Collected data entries
----------
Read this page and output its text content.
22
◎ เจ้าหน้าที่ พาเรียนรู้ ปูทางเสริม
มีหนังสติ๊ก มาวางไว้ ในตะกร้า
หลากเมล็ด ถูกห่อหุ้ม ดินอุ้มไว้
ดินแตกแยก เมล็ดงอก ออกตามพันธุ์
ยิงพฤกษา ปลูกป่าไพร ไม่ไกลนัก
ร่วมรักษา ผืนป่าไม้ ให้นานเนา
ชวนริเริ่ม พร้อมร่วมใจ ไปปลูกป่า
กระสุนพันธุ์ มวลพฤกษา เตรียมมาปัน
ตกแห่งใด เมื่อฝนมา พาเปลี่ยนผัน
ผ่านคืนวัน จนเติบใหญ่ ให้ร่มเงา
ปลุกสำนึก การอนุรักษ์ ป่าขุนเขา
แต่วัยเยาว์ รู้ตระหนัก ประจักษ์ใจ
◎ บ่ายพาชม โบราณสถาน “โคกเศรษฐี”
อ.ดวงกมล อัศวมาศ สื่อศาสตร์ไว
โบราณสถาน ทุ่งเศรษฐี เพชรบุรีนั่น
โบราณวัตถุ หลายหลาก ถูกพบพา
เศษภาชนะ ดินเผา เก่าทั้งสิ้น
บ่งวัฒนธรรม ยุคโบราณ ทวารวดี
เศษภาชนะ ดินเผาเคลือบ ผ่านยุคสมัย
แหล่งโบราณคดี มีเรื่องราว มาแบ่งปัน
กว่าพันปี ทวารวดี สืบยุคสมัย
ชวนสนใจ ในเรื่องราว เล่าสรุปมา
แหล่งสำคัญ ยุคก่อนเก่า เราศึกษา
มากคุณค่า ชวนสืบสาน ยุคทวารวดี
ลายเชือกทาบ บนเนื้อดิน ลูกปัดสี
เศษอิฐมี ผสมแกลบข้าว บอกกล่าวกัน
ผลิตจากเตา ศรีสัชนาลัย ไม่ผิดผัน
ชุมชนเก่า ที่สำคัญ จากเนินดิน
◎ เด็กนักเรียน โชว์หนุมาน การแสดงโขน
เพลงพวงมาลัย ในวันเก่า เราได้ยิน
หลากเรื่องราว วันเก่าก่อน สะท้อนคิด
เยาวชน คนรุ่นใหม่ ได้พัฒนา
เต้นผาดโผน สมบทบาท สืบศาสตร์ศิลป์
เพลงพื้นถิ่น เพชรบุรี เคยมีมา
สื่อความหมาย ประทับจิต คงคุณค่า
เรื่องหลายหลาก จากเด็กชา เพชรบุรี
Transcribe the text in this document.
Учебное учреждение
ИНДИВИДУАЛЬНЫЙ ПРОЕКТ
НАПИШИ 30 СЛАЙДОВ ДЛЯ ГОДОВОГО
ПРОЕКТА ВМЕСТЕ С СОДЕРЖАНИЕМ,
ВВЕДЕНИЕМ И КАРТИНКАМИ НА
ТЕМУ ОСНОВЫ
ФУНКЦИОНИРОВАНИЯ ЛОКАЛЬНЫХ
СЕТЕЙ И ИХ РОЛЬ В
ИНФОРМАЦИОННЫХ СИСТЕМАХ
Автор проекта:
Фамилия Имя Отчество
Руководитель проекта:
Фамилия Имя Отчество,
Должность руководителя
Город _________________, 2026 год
----------
» Given instruction
Collect each line above holding the string "Отчество".

» Output of the task
Фамилия Имя Отчество
Фамилия Имя Отчество,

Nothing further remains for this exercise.